Reproduce the full listing below unchanged, apart from the pictures.

─── PROVIDED DATA ───

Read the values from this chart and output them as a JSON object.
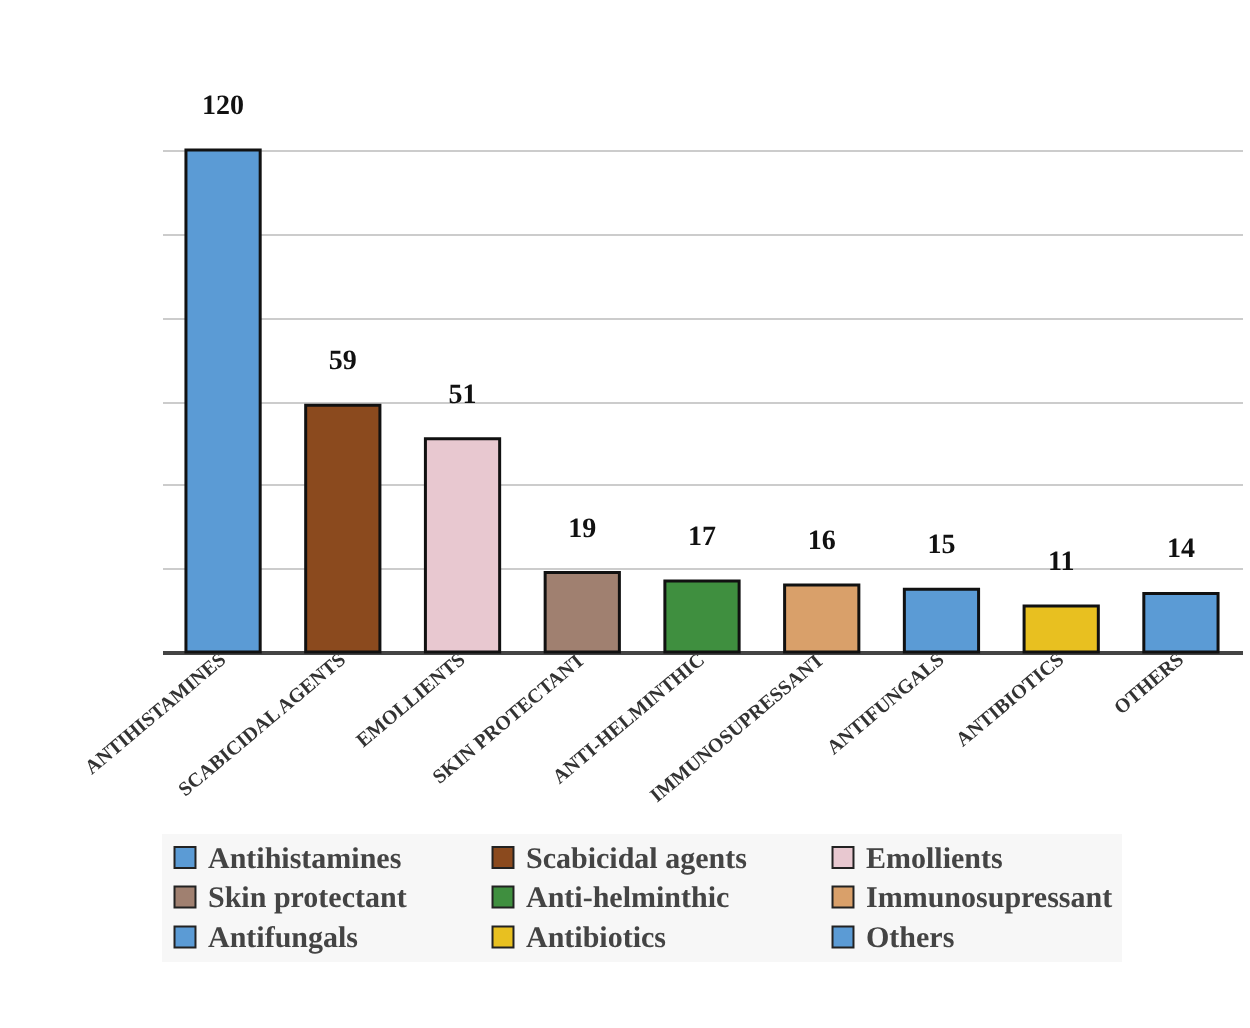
{
  "chart_data": {
    "type": "bar",
    "categories": [
      "ANTIHISTAMINES",
      "SCABICIDAL AGENTS",
      "EMOLLIENTS",
      "SKIN PROTECTANT",
      "ANTI-HELMINTHIC",
      "IMMUNOSUPRESSANT",
      "ANTIFUNGALS",
      "ANTIBIOTICS",
      "OTHERS"
    ],
    "series": [
      {
        "name": "Antihistamines",
        "color": "#5b9bd5",
        "values": [
          120,
          null,
          null,
          null,
          null,
          null,
          null,
          null,
          null
        ]
      },
      {
        "name": "Scabicidal agents",
        "color": "#8b4a1e",
        "values": [
          null,
          59,
          null,
          null,
          null,
          null,
          null,
          null,
          null
        ]
      },
      {
        "name": "Emollients",
        "color": "#e8c8d0",
        "values": [
          null,
          null,
          51,
          null,
          null,
          null,
          null,
          null,
          null
        ]
      },
      {
        "name": "Skin protectant",
        "color": "#a08070",
        "values": [
          null,
          null,
          null,
          19,
          null,
          null,
          null,
          null,
          null
        ]
      },
      {
        "name": "Anti-helminthic",
        "color": "#3f8f3f",
        "values": [
          null,
          null,
          null,
          null,
          17,
          null,
          null,
          null,
          null
        ]
      },
      {
        "name": "Immunosupressant",
        "color": "#d9a06a",
        "values": [
          null,
          null,
          null,
          null,
          null,
          16,
          null,
          null,
          null
        ]
      },
      {
        "name": "Antifungals",
        "color": "#5b9bd5",
        "values": [
          null,
          null,
          null,
          null,
          null,
          null,
          15,
          null,
          null
        ]
      },
      {
        "name": "Antibiotics",
        "color": "#e8c020",
        "values": [
          null,
          null,
          null,
          null,
          null,
          null,
          null,
          11,
          null
        ]
      },
      {
        "name": "Others",
        "color": "#5b9bd5",
        "values": [
          null,
          null,
          null,
          null,
          null,
          null,
          null,
          null,
          14
        ]
      }
    ],
    "ylim": [
      0,
      120
    ],
    "yticks": [
      {
        "value": 0,
        "label": null
      },
      {
        "value": 20,
        "label": null
      },
      {
        "value": 40,
        "label": null
      },
      {
        "value": 60,
        "label": null
      },
      {
        "value": 80,
        "label": null
      },
      {
        "value": 100,
        "label": null
      },
      {
        "value": 120,
        "label": null
      }
    ],
    "tick_labels": "x",
    "grid": "y",
    "legend": "bottom",
    "data_labels": true
  }
}
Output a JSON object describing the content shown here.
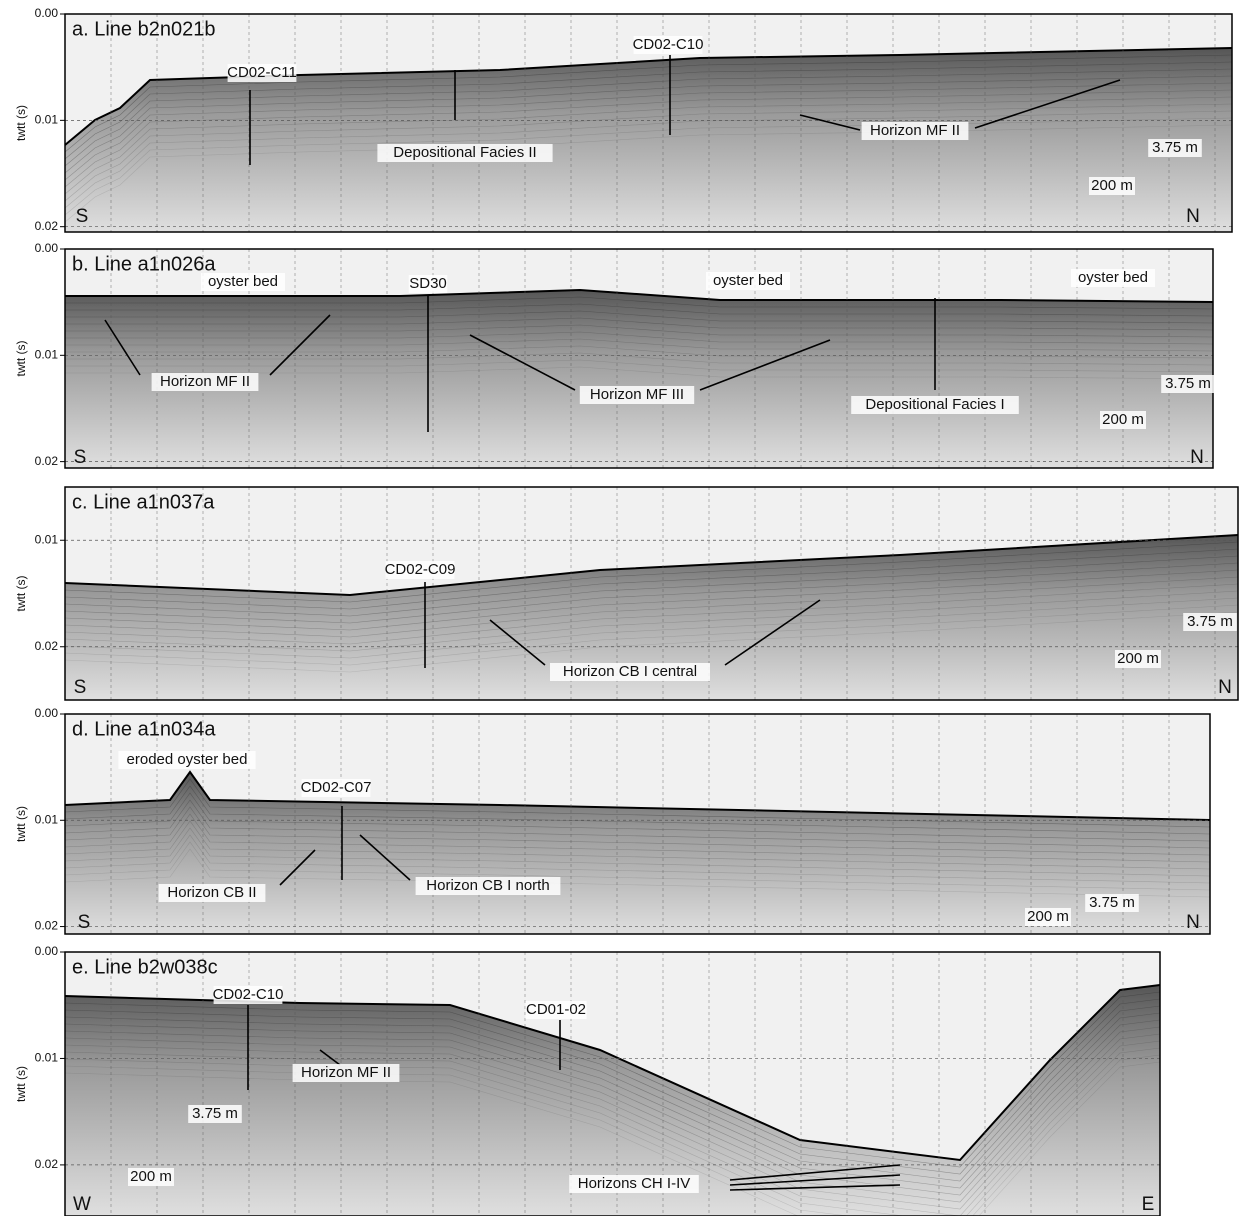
{
  "panels": [
    {
      "title": "a. Line b2n021b",
      "y_label": "twtt (s)",
      "ylim": [
        0,
        0.0205
      ],
      "yticks": [
        {
          "value": 0,
          "label": "0.00"
        },
        0.01,
        0.02
      ],
      "labels": [
        "CD02-C11",
        "CD02-C10",
        "Depositional Facies II",
        "Horizon MF II",
        "3.75 m",
        "200 m",
        "S",
        "N"
      ]
    },
    {
      "title": "b. Line a1n026a",
      "y_label": "twtt (s)",
      "ylim": [
        0,
        0.0206
      ],
      "yticks": [
        {
          "value": 0,
          "label": "0.00"
        },
        0.01,
        0.02
      ],
      "labels": [
        "oyster bed",
        "SD30",
        "oyster bed",
        "oyster bed",
        "Horizon MF II",
        "Horizon MF III",
        "Depositional Facies I",
        "3.75 m",
        "200 m",
        "S",
        "N"
      ]
    },
    {
      "title": "c. Line a1n037a",
      "y_label": "twtt (s)",
      "ylim": [
        0.005,
        0.025
      ],
      "yticks": [
        0.01,
        0.02
      ],
      "labels": [
        "CD02-C09",
        "Horizon CB I central",
        "3.75 m",
        "200 m",
        "S",
        "N"
      ]
    },
    {
      "title": "d. Line a1n034a",
      "y_label": "twtt (s)",
      "ylim": [
        0,
        0.0207
      ],
      "yticks": [
        {
          "value": 0,
          "label": "0.00"
        },
        0.01,
        0.02
      ],
      "labels": [
        "eroded oyster bed",
        "CD02-C07",
        "Horizon CB II",
        "Horizon CB I north",
        "3.75 m",
        "200 m",
        "S",
        "N"
      ]
    },
    {
      "title": "e. Line b2w038c",
      "y_label": "twtt (s)",
      "ylim": [
        0,
        0.0248
      ],
      "yticks": [
        {
          "value": 0,
          "label": "0.00"
        },
        0.01,
        0.02
      ],
      "labels": [
        "CD02-C10",
        "CD01-02",
        "Horizon MF II",
        "3.75 m",
        "200 m",
        "Horizons CH I-IV",
        "W",
        "E"
      ]
    }
  ]
}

───

*SOLUTION BELOW*:
Read the values from this chart and output them as a JSON object.
{
  "chart_data": {
    "type": "bar",
    "categories": [
      "ANTIHISTAMINES",
      "SCABICIDAL AGENTS",
      "EMOLLIENTS",
      "SKIN PROTECTANT",
      "ANTI-HELMINTHIC",
      "IMMUNOSUPRESSANT",
      "ANTIFUNGALS",
      "ANTIBIOTICS",
      "OTHERS"
    ],
    "series": [
      {
        "name": "Antihistamines",
        "color": "#5b9bd5",
        "values": [
          120,
          null,
          null,
          null,
          null,
          null,
          null,
          null,
          null
        ]
      },
      {
        "name": "Scabicidal agents",
        "color": "#8b4a1e",
        "values": [
          null,
          59,
          null,
          null,
          null,
          null,
          null,
          null,
          null
        ]
      },
      {
        "name": "Emollients",
        "color": "#e8c8d0",
        "values": [
          null,
          null,
          51,
          null,
          null,
          null,
          null,
          null,
          null
        ]
      },
      {
        "name": "Skin protectant",
        "color": "#a08070",
        "values": [
          null,
          null,
          null,
          19,
          null,
          null,
          null,
          null,
          null
        ]
      },
      {
        "name": "Anti-helminthic",
        "color": "#3f8f3f",
        "values": [
          null,
          null,
          null,
          null,
          17,
          null,
          null,
          null,
          null
        ]
      },
      {
        "name": "Immunosupressant",
        "color": "#d9a06a",
        "values": [
          null,
          null,
          null,
          null,
          null,
          16,
          null,
          null,
          null
        ]
      },
      {
        "name": "Antifungals",
        "color": "#5b9bd5",
        "values": [
          null,
          null,
          null,
          null,
          null,
          null,
          15,
          null,
          null
        ]
      },
      {
        "name": "Antibiotics",
        "color": "#e8c020",
        "values": [
          null,
          null,
          null,
          null,
          null,
          null,
          null,
          11,
          null
        ]
      },
      {
        "name": "Others",
        "color": "#5b9bd5",
        "values": [
          null,
          null,
          null,
          null,
          null,
          null,
          null,
          null,
          14
        ]
      }
    ],
    "ylim": [
      0,
      120
    ],
    "yticks": [
      {
        "value": 0,
        "label": null
      },
      {
        "value": 20,
        "label": null
      },
      {
        "value": 40,
        "label": null
      },
      {
        "value": 60,
        "label": null
      },
      {
        "value": 80,
        "label": null
      },
      {
        "value": 100,
        "label": null
      },
      {
        "value": 120,
        "label": null
      }
    ],
    "tick_labels": "x",
    "grid": "y",
    "legend": "bottom",
    "data_labels": true
  }
}
Output a JSON object describing the content shown here.
{
  "panels": [
    {
      "title": "a. Line b2n021b",
      "y_label": "twtt (s)",
      "ylim": [
        0,
        0.0205
      ],
      "yticks": [
        {
          "value": 0,
          "label": "0.00"
        },
        0.01,
        0.02
      ],
      "labels": [
        "CD02-C11",
        "CD02-C10",
        "Depositional Facies II",
        "Horizon MF II",
        "3.75 m",
        "200 m",
        "S",
        "N"
      ]
    },
    {
      "title": "b. Line a1n026a",
      "y_label": "twtt (s)",
      "ylim": [
        0,
        0.0206
      ],
      "yticks": [
        {
          "value": 0,
          "label": "0.00"
        },
        0.01,
        0.02
      ],
      "labels": [
        "oyster bed",
        "SD30",
        "oyster bed",
        "oyster bed",
        "Horizon MF II",
        "Horizon MF III",
        "Depositional Facies I",
        "3.75 m",
        "200 m",
        "S",
        "N"
      ]
    },
    {
      "title": "c. Line a1n037a",
      "y_label": "twtt (s)",
      "ylim": [
        0.005,
        0.025
      ],
      "yticks": [
        0.01,
        0.02
      ],
      "labels": [
        "CD02-C09",
        "Horizon CB I central",
        "3.75 m",
        "200 m",
        "S",
        "N"
      ]
    },
    {
      "title": "d. Line a1n034a",
      "y_label": "twtt (s)",
      "ylim": [
        0,
        0.0207
      ],
      "yticks": [
        {
          "value": 0,
          "label": "0.00"
        },
        0.01,
        0.02
      ],
      "labels": [
        "eroded oyster bed",
        "CD02-C07",
        "Horizon CB II",
        "Horizon CB I north",
        "3.75 m",
        "200 m",
        "S",
        "N"
      ]
    },
    {
      "title": "e. Line b2w038c",
      "y_label": "twtt (s)",
      "ylim": [
        0,
        0.0248
      ],
      "yticks": [
        {
          "value": 0,
          "label": "0.00"
        },
        0.01,
        0.02
      ],
      "labels": [
        "CD02-C10",
        "CD01-02",
        "Horizon MF II",
        "3.75 m",
        "200 m",
        "Horizons CH I-IV",
        "W",
        "E"
      ]
    }
  ]
}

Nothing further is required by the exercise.